Data entries:
--*--

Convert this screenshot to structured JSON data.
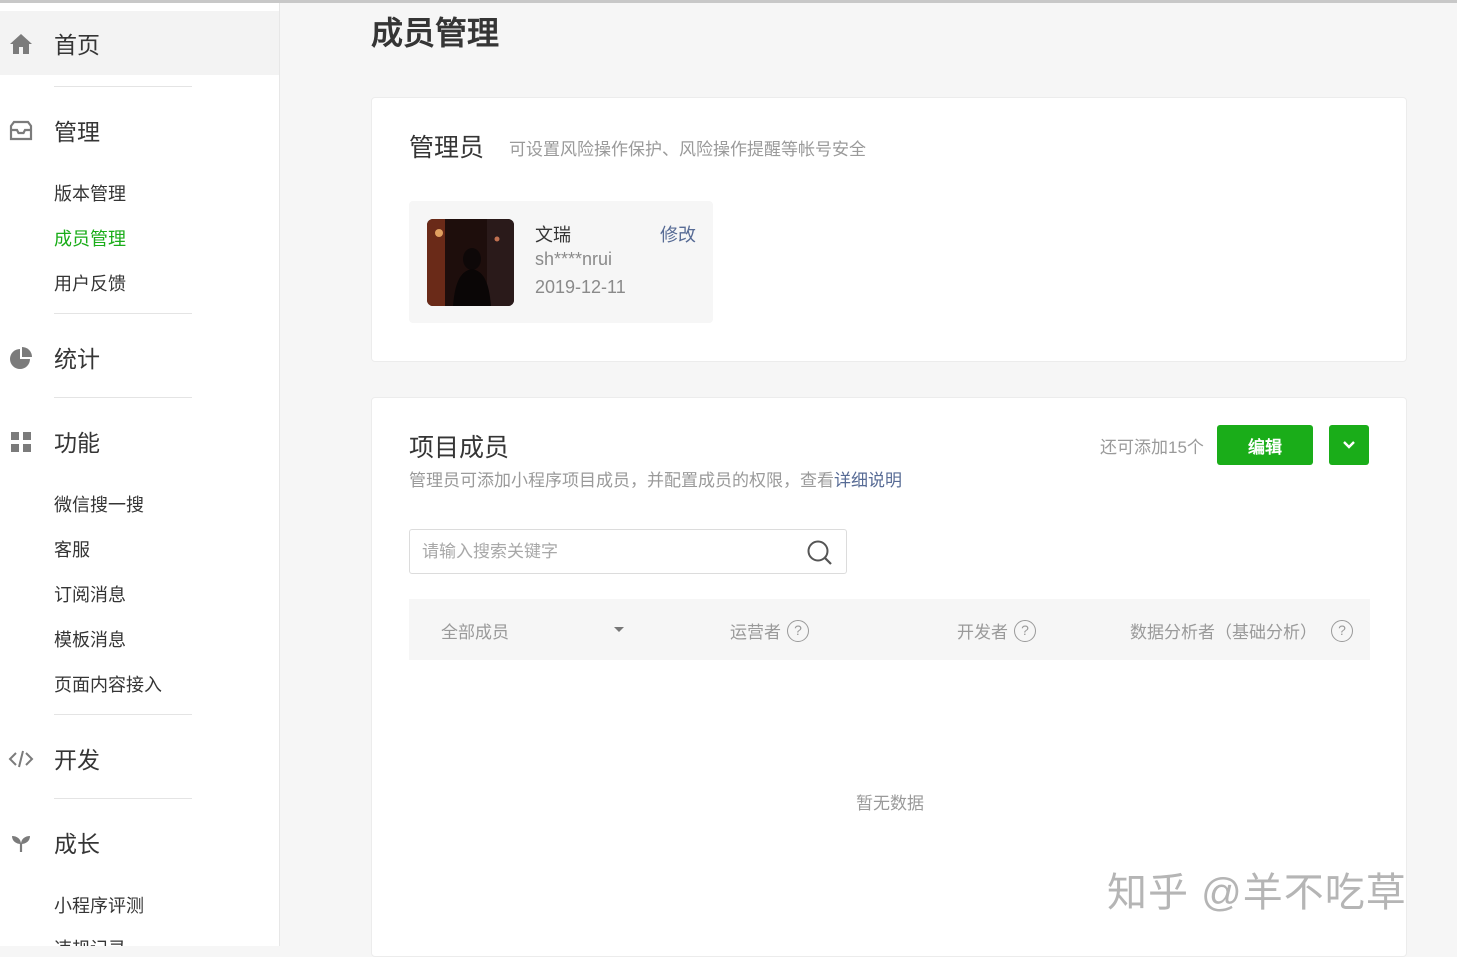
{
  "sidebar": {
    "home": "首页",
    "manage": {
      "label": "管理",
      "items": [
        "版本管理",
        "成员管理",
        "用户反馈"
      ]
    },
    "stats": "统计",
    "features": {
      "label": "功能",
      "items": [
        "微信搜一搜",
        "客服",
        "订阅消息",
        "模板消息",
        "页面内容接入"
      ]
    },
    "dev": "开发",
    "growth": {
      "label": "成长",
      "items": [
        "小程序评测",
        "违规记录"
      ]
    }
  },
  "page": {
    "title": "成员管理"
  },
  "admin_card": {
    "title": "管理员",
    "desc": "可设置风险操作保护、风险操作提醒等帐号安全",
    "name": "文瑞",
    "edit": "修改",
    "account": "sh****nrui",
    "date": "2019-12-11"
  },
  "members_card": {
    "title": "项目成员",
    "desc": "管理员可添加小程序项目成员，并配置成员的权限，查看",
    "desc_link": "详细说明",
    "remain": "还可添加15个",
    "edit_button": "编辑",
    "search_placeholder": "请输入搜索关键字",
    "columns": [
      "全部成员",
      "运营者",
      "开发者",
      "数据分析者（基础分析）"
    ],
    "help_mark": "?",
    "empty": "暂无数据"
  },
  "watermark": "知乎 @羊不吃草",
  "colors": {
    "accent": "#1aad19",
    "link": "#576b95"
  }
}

--*--

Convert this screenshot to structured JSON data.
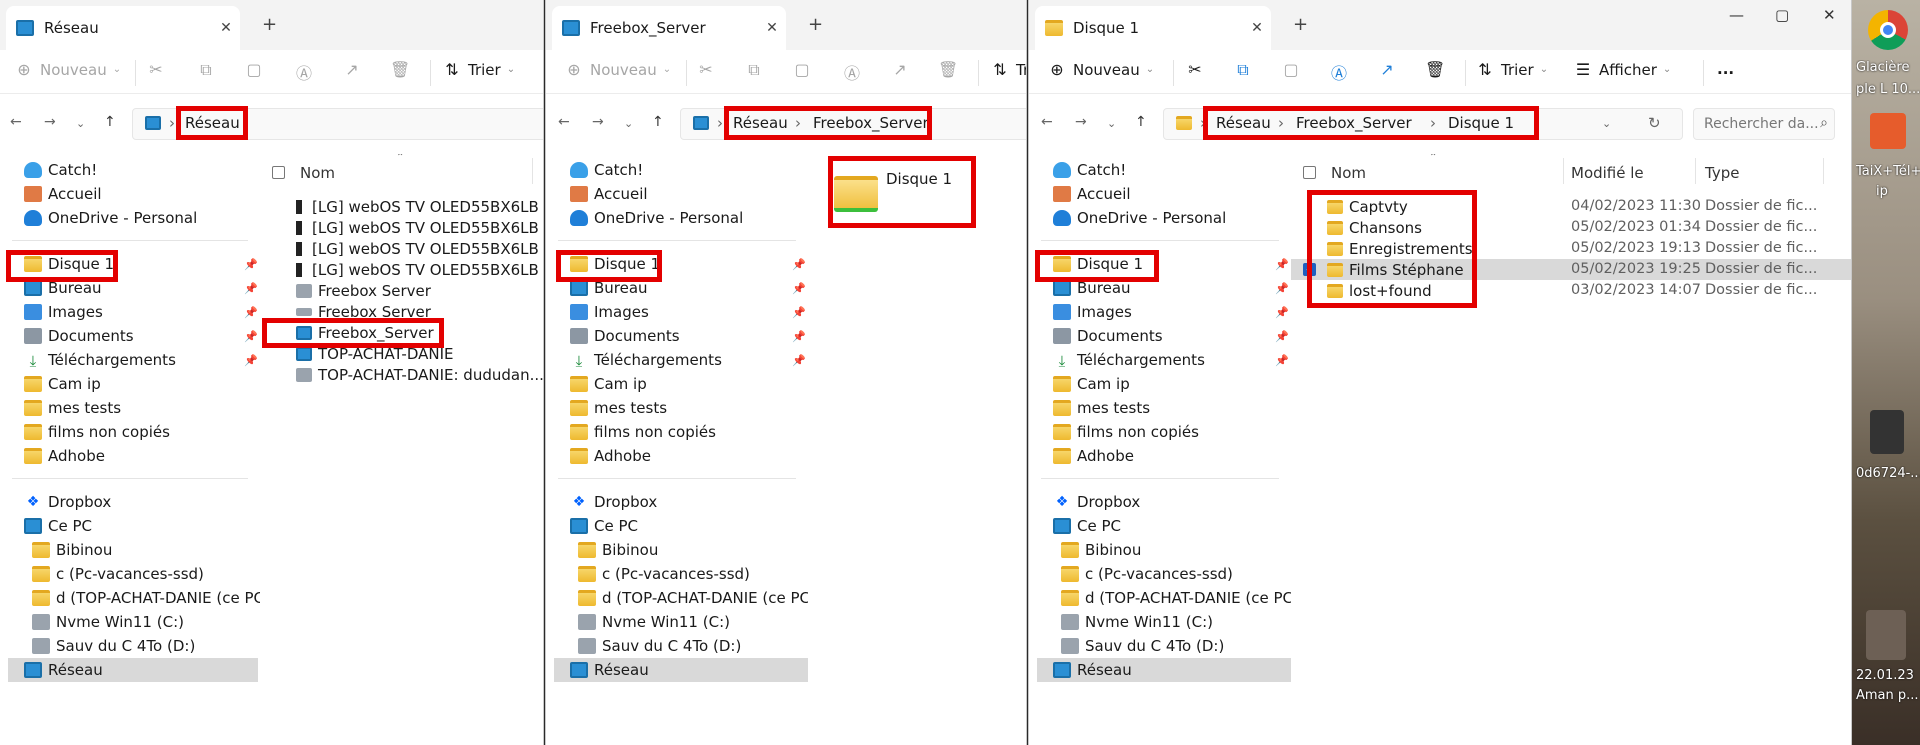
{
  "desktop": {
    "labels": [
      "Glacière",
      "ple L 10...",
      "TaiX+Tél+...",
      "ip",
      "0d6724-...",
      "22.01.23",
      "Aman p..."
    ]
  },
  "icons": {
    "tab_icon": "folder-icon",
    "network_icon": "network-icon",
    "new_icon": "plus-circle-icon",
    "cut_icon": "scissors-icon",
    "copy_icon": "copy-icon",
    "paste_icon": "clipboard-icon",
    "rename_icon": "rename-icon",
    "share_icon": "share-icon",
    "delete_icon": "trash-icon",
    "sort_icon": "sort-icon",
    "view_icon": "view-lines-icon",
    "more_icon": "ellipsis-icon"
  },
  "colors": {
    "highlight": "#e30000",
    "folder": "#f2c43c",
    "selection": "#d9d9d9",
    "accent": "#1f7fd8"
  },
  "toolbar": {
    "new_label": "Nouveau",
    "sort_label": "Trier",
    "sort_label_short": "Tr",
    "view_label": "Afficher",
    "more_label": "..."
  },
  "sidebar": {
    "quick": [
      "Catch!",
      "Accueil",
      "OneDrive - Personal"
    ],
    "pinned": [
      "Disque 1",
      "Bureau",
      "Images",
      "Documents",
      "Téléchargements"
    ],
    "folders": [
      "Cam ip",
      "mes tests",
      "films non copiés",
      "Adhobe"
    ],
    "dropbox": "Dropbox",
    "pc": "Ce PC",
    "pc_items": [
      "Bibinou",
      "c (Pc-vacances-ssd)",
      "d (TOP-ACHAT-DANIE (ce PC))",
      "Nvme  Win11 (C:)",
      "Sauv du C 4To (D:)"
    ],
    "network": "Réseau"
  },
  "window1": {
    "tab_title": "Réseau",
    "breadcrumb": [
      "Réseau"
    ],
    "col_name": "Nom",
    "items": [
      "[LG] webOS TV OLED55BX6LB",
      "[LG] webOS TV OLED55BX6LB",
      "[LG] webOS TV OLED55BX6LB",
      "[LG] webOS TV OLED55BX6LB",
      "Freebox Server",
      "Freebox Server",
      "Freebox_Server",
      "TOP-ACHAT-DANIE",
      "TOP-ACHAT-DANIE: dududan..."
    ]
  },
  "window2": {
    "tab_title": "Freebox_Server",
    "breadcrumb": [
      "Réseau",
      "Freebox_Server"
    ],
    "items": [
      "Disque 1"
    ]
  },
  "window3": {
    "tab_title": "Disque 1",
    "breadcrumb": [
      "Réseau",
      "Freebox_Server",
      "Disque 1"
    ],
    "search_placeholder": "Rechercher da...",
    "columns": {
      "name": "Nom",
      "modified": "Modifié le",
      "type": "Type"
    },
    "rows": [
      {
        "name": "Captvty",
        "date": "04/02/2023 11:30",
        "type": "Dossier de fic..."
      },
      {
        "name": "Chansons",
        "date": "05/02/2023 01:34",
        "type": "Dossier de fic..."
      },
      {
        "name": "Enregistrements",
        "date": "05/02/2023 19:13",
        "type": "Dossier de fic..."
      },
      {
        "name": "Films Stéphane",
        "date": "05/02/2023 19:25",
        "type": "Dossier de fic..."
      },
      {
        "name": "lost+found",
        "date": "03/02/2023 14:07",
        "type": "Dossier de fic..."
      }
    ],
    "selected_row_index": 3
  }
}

--*--

# [Work instructions]
From the listing above, copy out each line where the word "ACHAT" appears.

# [Solution]
      "d (TOP-ACHAT-DANIE (ce PC))",
      "TOP-ACHAT-DANIE",
      "TOP-ACHAT-DANIE: dududan..."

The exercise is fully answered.